Copy every entry exactly as given, minus the images.
BEGIN
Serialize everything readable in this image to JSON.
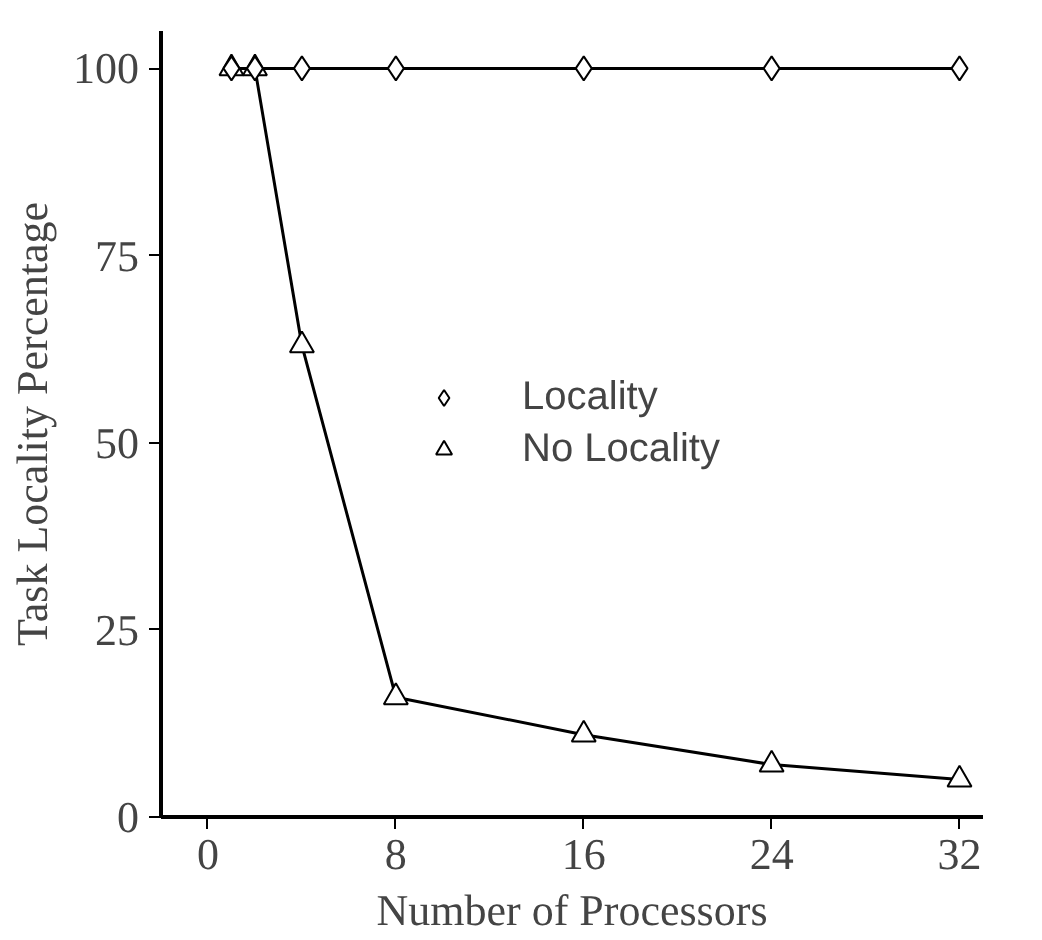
{
  "chart_data": {
    "type": "line",
    "xlabel": "Number of Processors",
    "ylabel": "Task Locality Percentage",
    "x": [
      1,
      2,
      4,
      8,
      16,
      24,
      32
    ],
    "series": [
      {
        "name": "Locality",
        "color": "#000000",
        "marker": "diamond",
        "values": [
          100,
          100,
          100,
          100,
          100,
          100,
          100
        ]
      },
      {
        "name": "No Locality",
        "color": "#000000",
        "marker": "triangle",
        "values": [
          100,
          100,
          63,
          16,
          11,
          7,
          5
        ]
      }
    ],
    "xlim": [
      -2,
      33
    ],
    "ylim": [
      0,
      105
    ],
    "xticks": [
      0,
      8,
      16,
      24,
      32
    ],
    "yticks": [
      0,
      25,
      50,
      75,
      100
    ],
    "grid": false,
    "legend": "center",
    "line_style": "solid"
  }
}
END
**WRITTEN ANSWER:**
Serialize everything readable in this image to JSON.
{
  "chart_data": {
    "type": "line",
    "xlabel": "Number of Processors",
    "ylabel": "Task Locality Percentage",
    "x": [
      1,
      2,
      4,
      8,
      16,
      24,
      32
    ],
    "series": [
      {
        "name": "Locality",
        "color": "#000000",
        "marker": "diamond",
        "values": [
          100,
          100,
          100,
          100,
          100,
          100,
          100
        ]
      },
      {
        "name": "No Locality",
        "color": "#000000",
        "marker": "triangle",
        "values": [
          100,
          100,
          63,
          16,
          11,
          7,
          5
        ]
      }
    ],
    "xlim": [
      -2,
      33
    ],
    "ylim": [
      0,
      105
    ],
    "xticks": [
      0,
      8,
      16,
      24,
      32
    ],
    "yticks": [
      0,
      25,
      50,
      75,
      100
    ],
    "grid": false,
    "legend": "center",
    "line_style": "solid"
  }
}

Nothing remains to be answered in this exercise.